(begin)

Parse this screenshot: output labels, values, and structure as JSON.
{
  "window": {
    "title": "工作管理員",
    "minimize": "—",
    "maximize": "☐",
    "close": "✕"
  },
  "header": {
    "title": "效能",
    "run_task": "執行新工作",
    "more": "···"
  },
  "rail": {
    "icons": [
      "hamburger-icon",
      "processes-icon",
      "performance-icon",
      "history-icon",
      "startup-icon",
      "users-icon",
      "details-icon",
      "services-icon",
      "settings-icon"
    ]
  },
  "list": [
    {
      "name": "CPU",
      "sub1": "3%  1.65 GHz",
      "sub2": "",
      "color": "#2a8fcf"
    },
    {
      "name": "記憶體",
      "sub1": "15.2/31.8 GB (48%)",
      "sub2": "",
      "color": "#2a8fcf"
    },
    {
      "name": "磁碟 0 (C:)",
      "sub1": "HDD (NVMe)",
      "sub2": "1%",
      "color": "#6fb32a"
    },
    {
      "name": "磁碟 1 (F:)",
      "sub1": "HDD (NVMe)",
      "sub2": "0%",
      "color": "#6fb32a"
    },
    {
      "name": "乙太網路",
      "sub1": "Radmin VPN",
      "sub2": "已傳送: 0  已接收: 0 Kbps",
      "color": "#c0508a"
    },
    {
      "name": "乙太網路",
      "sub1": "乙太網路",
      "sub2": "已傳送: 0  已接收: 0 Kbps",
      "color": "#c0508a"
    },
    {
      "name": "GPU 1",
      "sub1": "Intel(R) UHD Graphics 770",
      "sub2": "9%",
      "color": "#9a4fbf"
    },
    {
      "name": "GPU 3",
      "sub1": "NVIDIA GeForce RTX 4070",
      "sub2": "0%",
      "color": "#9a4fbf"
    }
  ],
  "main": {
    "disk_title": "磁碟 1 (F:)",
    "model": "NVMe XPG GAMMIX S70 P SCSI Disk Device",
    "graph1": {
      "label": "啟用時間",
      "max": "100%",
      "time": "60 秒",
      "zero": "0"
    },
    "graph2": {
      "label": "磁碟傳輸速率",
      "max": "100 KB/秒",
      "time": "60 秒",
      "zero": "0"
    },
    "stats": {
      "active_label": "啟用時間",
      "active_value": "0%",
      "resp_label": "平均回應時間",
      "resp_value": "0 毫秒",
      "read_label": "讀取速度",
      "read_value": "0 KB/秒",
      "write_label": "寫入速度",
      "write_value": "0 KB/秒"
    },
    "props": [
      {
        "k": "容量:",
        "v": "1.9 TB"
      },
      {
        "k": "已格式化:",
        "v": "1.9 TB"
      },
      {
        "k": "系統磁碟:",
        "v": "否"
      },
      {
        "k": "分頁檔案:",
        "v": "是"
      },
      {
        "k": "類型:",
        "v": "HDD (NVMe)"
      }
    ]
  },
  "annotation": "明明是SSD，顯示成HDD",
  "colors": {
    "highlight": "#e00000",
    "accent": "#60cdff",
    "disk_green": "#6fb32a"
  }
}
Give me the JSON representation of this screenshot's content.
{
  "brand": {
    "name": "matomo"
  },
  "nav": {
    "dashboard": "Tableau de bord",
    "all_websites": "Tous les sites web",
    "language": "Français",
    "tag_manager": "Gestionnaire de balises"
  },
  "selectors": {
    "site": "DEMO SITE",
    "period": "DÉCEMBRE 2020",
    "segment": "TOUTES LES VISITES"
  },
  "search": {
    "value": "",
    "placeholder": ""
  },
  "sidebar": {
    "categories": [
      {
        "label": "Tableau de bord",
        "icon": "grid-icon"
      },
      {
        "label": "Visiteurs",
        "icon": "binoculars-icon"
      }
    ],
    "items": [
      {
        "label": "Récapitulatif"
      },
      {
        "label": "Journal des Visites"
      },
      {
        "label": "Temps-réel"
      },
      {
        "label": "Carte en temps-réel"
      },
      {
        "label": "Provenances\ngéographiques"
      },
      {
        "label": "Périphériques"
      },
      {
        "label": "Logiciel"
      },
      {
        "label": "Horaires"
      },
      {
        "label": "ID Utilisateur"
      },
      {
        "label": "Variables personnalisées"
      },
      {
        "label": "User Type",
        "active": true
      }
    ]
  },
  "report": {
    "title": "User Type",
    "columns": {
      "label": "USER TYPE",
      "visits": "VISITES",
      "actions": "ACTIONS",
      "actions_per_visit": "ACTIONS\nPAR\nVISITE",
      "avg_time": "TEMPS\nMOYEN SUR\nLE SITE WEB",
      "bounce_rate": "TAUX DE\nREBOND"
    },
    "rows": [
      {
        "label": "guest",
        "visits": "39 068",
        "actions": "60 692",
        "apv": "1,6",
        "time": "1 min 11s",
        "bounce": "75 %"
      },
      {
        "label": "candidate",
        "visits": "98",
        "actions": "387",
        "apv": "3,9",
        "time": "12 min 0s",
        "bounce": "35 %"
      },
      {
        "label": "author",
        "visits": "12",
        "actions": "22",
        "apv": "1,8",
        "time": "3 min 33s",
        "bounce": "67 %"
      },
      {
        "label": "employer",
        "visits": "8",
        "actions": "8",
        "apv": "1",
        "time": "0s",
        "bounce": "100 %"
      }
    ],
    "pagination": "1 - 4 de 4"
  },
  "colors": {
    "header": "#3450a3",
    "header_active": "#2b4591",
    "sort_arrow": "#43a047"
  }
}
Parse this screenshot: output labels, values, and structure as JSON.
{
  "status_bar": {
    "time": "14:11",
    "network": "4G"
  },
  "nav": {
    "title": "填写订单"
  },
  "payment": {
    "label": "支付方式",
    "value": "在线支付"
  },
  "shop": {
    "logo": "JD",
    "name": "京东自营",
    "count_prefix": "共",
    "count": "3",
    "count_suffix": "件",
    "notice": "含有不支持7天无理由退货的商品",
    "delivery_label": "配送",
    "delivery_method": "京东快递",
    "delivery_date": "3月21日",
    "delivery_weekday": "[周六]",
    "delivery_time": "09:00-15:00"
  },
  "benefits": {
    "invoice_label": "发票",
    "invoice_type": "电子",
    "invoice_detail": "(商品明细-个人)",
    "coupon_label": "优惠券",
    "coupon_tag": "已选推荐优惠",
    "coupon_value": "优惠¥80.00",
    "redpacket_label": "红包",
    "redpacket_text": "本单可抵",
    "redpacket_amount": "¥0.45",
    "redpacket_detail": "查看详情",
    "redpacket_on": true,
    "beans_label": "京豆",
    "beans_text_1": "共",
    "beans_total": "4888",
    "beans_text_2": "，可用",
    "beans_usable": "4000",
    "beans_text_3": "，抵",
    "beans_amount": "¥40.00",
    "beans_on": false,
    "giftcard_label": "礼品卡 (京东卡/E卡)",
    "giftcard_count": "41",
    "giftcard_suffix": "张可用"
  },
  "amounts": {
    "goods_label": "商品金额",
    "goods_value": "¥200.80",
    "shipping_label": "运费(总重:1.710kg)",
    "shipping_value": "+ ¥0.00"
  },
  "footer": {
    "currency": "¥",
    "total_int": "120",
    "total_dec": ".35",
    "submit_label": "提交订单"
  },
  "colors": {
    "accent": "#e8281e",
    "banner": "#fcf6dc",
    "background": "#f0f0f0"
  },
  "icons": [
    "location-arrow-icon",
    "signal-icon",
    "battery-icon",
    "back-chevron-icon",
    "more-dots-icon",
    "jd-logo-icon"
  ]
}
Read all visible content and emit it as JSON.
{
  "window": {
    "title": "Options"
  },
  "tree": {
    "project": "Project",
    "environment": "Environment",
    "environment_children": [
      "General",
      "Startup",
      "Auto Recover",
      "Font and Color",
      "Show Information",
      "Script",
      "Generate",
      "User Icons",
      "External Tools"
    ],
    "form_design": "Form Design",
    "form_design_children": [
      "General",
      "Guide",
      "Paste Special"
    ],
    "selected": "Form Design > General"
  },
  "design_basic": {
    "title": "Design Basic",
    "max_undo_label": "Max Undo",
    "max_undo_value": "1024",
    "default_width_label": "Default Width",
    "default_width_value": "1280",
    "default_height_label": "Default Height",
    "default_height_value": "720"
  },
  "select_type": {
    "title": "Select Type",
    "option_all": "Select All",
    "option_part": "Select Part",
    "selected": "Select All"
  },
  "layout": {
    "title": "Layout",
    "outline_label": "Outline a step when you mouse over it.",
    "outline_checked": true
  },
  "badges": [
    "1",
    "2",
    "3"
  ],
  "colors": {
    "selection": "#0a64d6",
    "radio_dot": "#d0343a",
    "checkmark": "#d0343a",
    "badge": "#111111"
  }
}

(end)

* Written request *
Work out the number of lines above that include the string "content" and write only that number.

* Task solution *
2